┌────────

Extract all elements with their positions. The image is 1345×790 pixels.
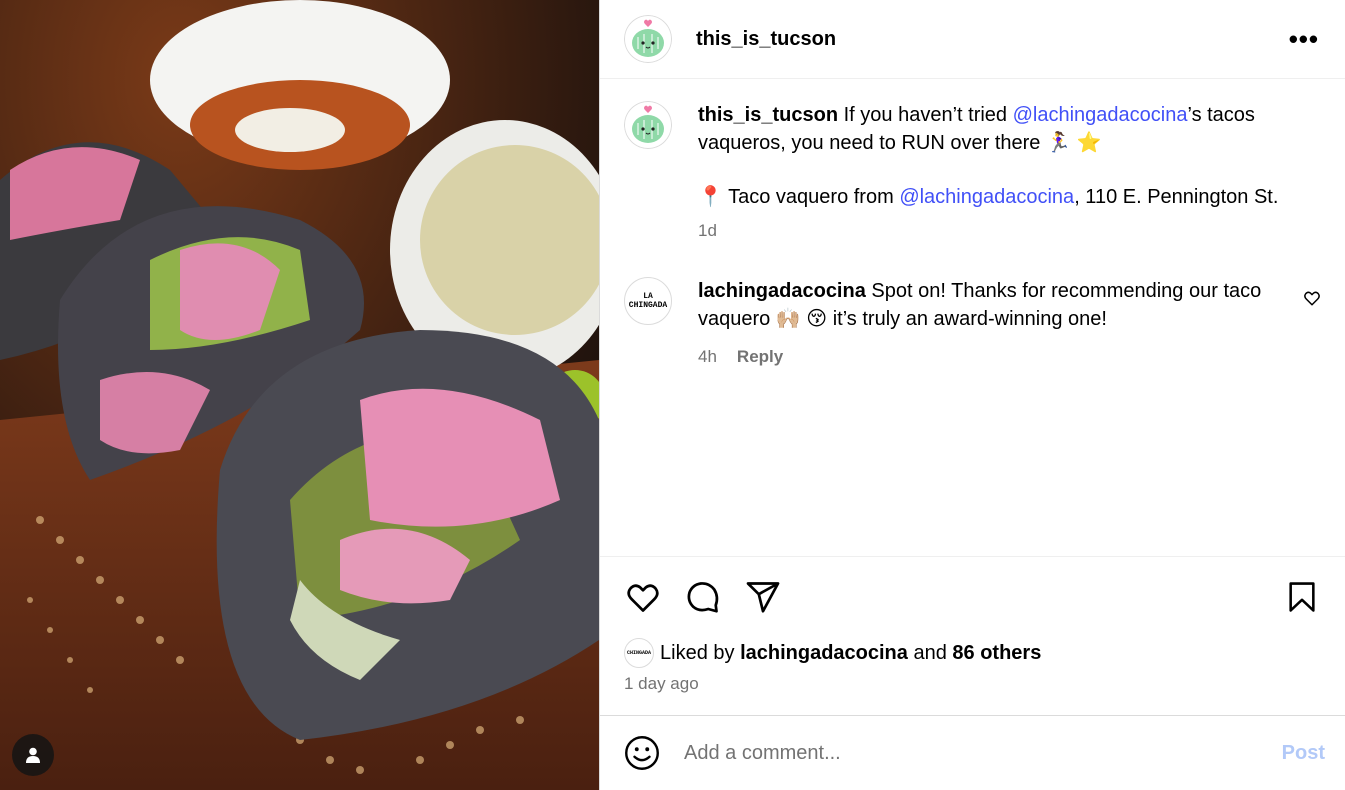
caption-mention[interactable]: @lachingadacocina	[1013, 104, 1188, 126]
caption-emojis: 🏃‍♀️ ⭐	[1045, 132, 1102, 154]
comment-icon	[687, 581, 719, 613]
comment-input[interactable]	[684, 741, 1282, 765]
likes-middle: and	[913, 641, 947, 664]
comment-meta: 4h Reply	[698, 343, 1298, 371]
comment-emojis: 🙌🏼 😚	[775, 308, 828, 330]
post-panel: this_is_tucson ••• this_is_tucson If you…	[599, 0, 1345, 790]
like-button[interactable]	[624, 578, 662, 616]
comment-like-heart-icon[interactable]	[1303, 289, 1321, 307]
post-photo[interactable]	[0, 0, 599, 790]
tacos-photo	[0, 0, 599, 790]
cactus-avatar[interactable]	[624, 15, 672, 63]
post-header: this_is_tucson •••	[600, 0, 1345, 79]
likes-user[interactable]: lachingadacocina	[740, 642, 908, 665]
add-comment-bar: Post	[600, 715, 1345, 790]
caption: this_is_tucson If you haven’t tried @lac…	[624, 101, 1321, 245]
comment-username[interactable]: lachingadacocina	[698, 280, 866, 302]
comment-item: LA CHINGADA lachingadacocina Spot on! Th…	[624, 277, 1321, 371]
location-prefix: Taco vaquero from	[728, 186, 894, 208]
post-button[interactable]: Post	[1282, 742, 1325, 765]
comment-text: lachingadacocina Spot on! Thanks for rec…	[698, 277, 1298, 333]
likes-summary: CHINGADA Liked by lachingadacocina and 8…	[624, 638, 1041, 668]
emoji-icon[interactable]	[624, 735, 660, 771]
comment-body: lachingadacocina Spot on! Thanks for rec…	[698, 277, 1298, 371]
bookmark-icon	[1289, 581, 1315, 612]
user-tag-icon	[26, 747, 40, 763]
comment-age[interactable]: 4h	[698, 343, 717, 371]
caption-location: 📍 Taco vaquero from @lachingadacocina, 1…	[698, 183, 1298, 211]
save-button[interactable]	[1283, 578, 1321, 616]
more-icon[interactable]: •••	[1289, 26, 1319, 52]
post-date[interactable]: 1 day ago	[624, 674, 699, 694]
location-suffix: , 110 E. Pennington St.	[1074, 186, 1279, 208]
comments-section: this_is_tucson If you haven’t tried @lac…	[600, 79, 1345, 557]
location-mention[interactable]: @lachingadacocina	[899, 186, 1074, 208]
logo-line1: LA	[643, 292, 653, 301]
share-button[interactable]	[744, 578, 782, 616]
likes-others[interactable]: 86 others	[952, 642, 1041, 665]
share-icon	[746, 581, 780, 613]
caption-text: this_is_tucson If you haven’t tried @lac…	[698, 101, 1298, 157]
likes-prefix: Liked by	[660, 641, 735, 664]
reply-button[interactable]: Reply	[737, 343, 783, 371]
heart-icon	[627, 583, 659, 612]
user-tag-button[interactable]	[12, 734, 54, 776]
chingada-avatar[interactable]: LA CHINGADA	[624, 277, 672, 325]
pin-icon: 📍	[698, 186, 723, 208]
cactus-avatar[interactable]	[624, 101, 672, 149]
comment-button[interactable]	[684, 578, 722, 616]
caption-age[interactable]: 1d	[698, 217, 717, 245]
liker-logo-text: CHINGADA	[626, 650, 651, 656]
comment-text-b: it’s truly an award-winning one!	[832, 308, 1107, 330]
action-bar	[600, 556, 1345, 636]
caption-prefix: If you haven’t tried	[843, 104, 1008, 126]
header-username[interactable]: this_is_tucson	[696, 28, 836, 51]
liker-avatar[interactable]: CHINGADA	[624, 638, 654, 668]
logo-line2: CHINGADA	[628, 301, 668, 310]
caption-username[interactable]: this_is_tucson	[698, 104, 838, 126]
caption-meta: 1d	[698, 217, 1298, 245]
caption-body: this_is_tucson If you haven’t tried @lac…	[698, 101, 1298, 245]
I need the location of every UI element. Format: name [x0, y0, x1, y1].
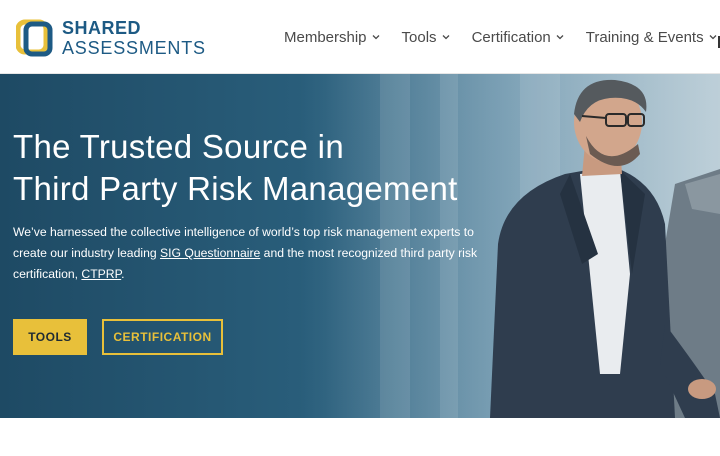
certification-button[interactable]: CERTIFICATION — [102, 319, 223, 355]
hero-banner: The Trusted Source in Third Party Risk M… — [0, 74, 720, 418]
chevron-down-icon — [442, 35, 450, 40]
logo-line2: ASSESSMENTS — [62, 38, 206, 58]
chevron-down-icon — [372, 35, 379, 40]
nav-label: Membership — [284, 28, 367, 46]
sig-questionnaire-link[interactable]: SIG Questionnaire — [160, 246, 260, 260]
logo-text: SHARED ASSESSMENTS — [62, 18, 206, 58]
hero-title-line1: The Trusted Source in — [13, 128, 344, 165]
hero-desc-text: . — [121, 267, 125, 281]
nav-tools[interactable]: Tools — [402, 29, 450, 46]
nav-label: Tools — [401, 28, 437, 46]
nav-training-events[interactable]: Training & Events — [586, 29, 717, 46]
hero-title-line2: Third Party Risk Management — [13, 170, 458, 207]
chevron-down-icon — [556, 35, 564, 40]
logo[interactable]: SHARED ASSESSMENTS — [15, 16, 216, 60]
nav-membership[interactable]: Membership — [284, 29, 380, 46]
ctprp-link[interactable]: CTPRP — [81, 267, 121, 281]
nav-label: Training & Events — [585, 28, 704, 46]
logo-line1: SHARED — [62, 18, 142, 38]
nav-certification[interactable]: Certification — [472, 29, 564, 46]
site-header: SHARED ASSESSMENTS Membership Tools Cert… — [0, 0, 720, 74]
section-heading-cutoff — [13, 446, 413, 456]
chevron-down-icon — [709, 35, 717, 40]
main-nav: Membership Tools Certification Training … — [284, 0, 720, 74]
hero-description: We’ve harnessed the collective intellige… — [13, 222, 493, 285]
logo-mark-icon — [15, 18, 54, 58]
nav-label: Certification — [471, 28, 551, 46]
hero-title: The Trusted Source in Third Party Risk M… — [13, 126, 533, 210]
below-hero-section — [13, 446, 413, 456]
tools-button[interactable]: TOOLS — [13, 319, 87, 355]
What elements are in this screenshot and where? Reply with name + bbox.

└────────
┌────────

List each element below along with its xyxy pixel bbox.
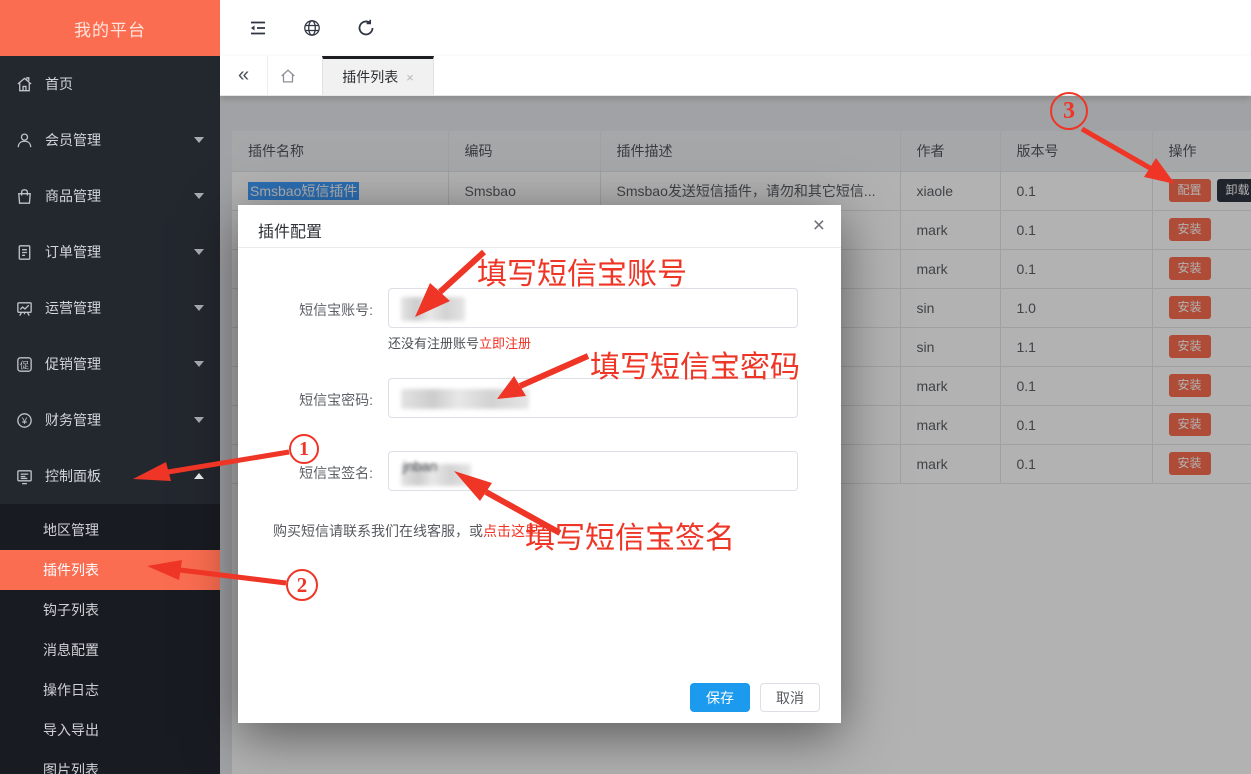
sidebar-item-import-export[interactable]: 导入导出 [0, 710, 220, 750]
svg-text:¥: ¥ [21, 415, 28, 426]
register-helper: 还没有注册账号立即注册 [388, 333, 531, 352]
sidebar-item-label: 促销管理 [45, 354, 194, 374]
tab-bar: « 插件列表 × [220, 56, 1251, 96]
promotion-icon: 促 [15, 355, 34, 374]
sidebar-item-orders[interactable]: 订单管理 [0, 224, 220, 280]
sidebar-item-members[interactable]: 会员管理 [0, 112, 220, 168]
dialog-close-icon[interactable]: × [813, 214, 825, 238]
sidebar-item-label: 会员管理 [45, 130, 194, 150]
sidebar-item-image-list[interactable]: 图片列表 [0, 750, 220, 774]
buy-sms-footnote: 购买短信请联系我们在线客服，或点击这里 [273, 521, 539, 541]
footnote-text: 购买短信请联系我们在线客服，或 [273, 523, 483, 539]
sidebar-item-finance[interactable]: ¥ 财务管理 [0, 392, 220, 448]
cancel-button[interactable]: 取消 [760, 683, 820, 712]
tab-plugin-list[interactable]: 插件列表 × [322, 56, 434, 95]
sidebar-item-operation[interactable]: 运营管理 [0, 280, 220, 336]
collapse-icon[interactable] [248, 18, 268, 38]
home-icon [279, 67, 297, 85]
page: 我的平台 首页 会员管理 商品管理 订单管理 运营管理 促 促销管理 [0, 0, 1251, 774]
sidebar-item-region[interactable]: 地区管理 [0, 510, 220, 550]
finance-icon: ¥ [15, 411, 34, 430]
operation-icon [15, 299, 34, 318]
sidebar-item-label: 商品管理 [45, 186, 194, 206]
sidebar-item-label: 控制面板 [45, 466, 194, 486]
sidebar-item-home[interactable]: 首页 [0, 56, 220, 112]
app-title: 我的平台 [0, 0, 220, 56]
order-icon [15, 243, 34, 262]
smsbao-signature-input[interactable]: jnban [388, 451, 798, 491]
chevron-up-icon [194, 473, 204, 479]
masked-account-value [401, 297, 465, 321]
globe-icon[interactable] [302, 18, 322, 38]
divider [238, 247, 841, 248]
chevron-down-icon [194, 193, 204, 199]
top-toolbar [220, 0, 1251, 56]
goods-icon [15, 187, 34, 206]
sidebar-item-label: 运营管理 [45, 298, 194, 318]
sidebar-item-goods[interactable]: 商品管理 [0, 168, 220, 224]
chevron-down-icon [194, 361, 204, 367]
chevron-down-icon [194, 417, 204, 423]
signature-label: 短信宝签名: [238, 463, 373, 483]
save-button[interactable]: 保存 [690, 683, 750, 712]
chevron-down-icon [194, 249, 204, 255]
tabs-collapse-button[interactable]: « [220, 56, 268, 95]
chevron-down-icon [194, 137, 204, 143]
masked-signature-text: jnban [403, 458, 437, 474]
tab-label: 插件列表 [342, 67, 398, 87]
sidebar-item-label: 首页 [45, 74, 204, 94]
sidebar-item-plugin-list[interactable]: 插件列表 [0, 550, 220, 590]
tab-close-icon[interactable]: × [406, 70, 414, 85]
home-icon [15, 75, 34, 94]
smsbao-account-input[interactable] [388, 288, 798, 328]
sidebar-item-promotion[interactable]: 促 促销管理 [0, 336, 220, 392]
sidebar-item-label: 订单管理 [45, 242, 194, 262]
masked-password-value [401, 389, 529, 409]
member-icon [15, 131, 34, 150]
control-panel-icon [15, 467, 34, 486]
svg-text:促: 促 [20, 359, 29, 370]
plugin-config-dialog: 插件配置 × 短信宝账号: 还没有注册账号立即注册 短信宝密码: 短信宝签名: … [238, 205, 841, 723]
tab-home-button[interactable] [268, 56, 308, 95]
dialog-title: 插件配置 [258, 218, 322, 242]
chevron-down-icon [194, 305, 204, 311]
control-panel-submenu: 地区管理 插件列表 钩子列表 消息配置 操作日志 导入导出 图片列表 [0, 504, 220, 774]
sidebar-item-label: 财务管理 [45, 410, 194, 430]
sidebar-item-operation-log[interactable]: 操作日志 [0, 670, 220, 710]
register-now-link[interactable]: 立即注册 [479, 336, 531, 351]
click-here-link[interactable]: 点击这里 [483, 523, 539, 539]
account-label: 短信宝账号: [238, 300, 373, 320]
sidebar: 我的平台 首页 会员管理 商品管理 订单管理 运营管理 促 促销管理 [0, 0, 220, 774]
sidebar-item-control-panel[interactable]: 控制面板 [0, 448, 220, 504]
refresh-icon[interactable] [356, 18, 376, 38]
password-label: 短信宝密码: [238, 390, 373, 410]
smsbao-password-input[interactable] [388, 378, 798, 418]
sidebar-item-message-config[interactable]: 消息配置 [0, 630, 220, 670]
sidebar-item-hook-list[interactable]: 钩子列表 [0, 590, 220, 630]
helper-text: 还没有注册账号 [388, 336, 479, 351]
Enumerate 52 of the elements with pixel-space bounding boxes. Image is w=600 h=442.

└────────

▶ _Exercise objective_: Copy out word for word the part of the material that opens with the line containing "certification-button[interactable]: CERTIFICATION —" and closes with the line containing "chevron-down-icon — [372, 35, 379, 40]", including both of those lines.

▶ _Result of this exercise_:
certification-button[interactable]: CERTIFICATION — [102, 319, 223, 355]
hero-banner: The Trusted Source in Third Party Risk M… — [0, 74, 720, 418]
chevron-down-icon — [442, 35, 450, 40]
logo-line2: ASSESSMENTS — [62, 38, 206, 58]
chevron-down-icon — [372, 35, 379, 40]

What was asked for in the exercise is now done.